### Records supplied

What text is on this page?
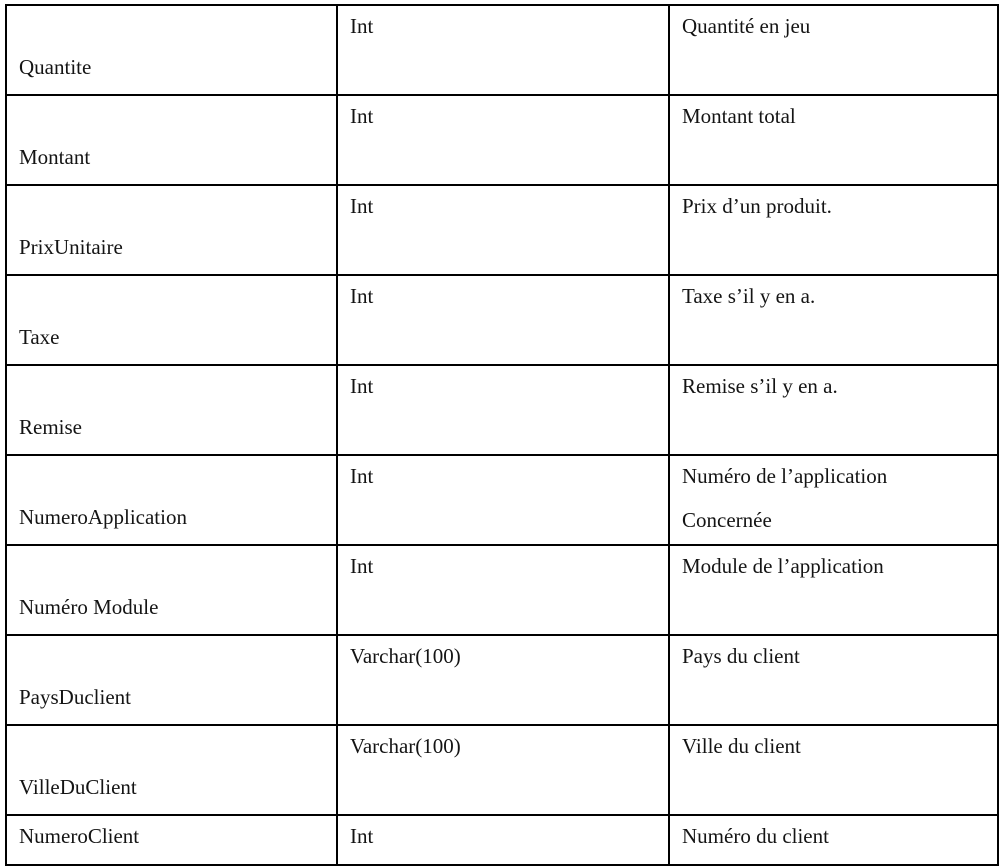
Quantite	Int	Quantité en jeu

Montant	Int	Montant total

PrixUnitaire	Int	Prix d’un produit.

Taxe	Int	Taxe s’il y en a.

Remise	Int	Remise s’il y en a.

NumeroApplication	Int	Numéro de l’application
Concernée

Numéro Module	Int	Module de l’application

PaysDuclient	Varchar(100)	Pays du client

VilleDuClient	Varchar(100)	Ville du client

NumeroClient	Int	Numéro du client
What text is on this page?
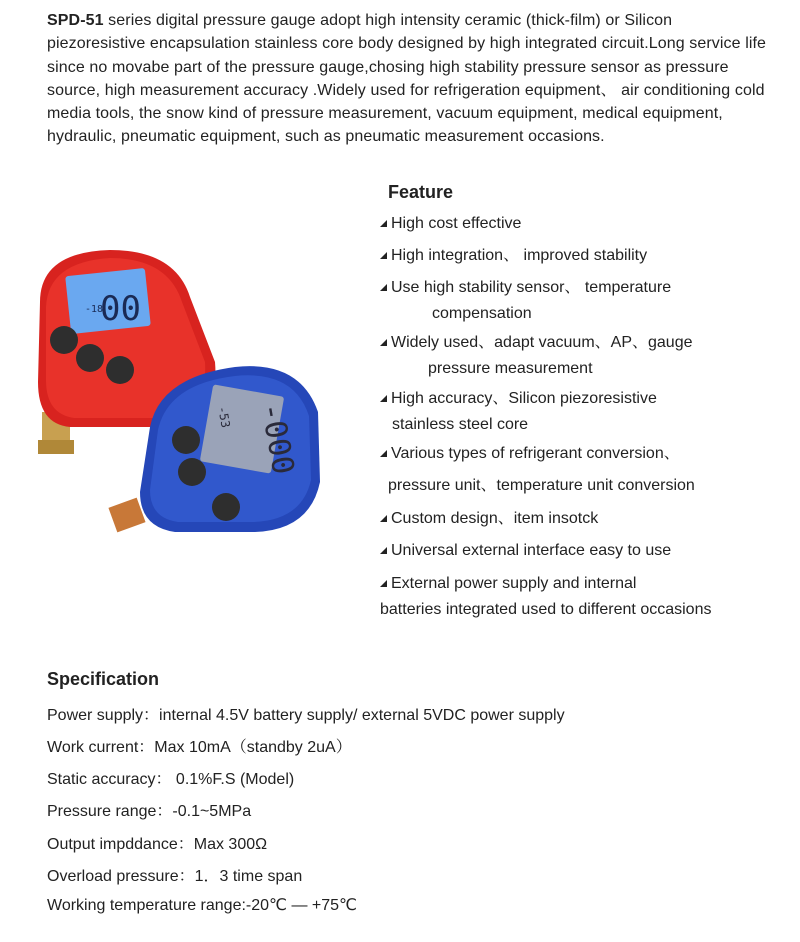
SPD-51 series digital pressure gauge adopt high intensity ceramic (thick-film) or Silicon piezoresistive encapsulation stainless core body designed by high integrated circuit.Long service life since no movabe part of the pressure gauge,chosing high stability pressure sensor as pressure source, high measurement accuracy .Widely used for refrigeration equipment、 air conditioning cold media tools, the snow kind of pressure measurement, vacuum equipment, medical equipment, hydraulic, pneumatic equipment, such as pneumatic measurement occasions.
-18
00
-53 -000
Feature
High cost effective
High integration、 improved stability
Use high stability sensor、 temperature
compensation
Widely used、adapt vacuum、AP、gauge
pressure measurement
High accuracy、Silicon piezoresistive
stainless steel core
Various types of refrigerant conversion、
pressure unit、temperature unit conversion
Custom design、item insotck
Universal external interface easy to use
External power supply and internal
batteries integrated used to different occasions
Specification
Power supply：internal 4.5V battery supply/ external 5VDC power supply
Work current：Max 10mA（standby 2uA）
Static accuracy： 0.1%F.S (Model)
Pressure range：-0.1~5MPa
Output impddance：Max 300Ω
Overload pressure：1．3 time span
Working temperature range:-20℃ — +75℃
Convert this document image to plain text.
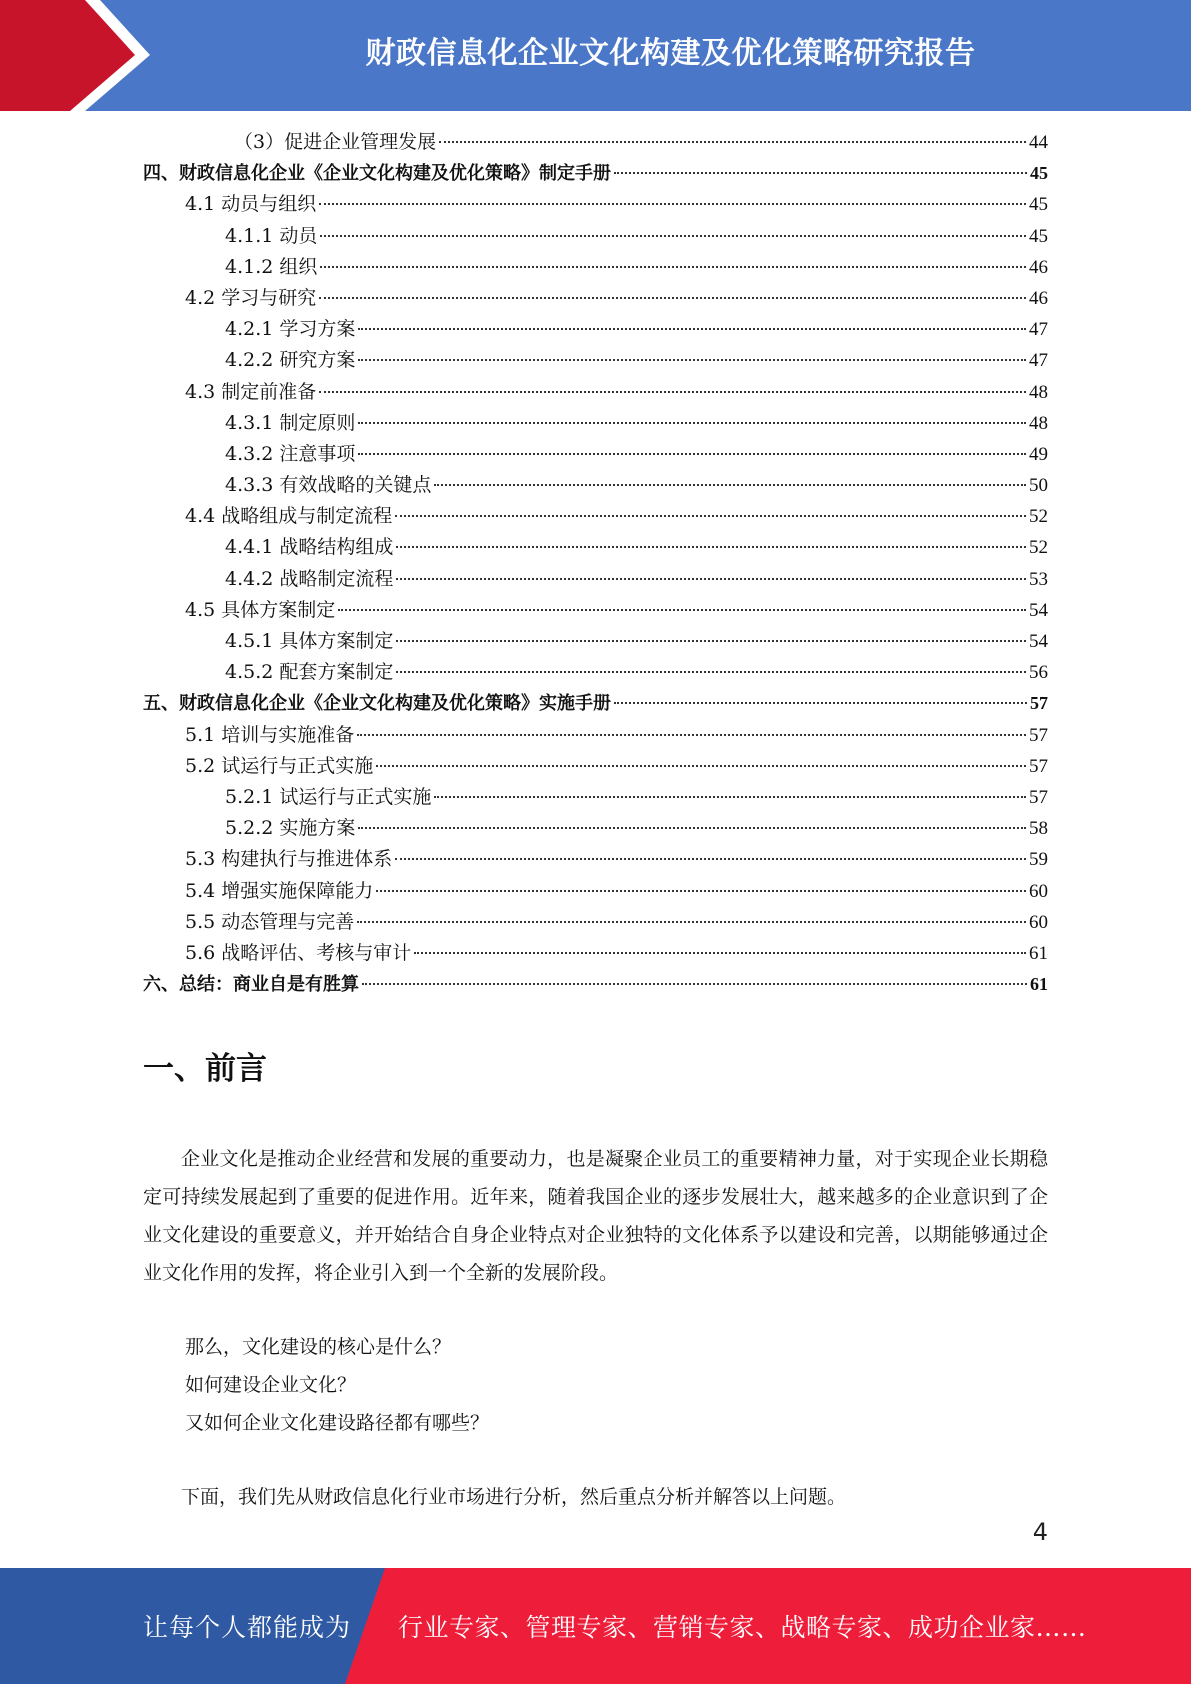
财政信息化企业文化构建及优化策略研究报告
（3）促进企业管理发展	44
四、财政信息化企业《企业文化构建及优化策略》制定手册	45
4.1 动员与组织	45
4.1.1 动员	45
4.1.2 组织	46
4.2 学习与研究	46
4.2.1 学习方案	47
4.2.2 研究方案	47
4.3 制定前准备	48
4.3.1 制定原则	48
4.3.2 注意事项	49
4.3.3 有效战略的关键点	50
4.4 战略组成与制定流程	52
4.4.1 战略结构组成	52
4.4.2 战略制定流程	53
4.5 具体方案制定	54
4.5.1 具体方案制定	54
4.5.2 配套方案制定	56
五、财政信息化企业《企业文化构建及优化策略》实施手册	57
5.1 培训与实施准备	57
5.2 试运行与正式实施	57
5.2.1 试运行与正式实施	57
5.2.2 实施方案	58
5.3 构建执行与推进体系	59
5.4 增强实施保障能力	60
5.5 动态管理与完善	60
5.6 战略评估、考核与审计	61
六、总结：商业自是有胜算	61
一、前言

企业文化是推动企业经营和发展的重要动力，也是凝聚企业员工的重要精神力量，对于实现企业长期稳定可持续发展起到了重要的促进作用。近年来，随着我国企业的逐步发展壮大，越来越多的企业意识到了企业文化建设的重要意义，并开始结合自身企业特点对企业独特的文化体系予以建设和完善，以期能够通过企业文化作用的发挥，将企业引入到一个全新的发展阶段。

那么，文化建设的核心是什么？
如何建设企业文化？
又如何企业文化建设路径都有哪些？

下面，我们先从财政信息化行业市场进行分析，然后重点分析并解答以上问题。

4
让每个人都能成为 行业专家、管理专家、营销专家、战略专家、成功企业家……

### What the exercise asks
Using the material above, report each line where "range" occurs.

### Task response
Pressure range：-0.1~5MPa
Working temperature range:-20℃ — +75℃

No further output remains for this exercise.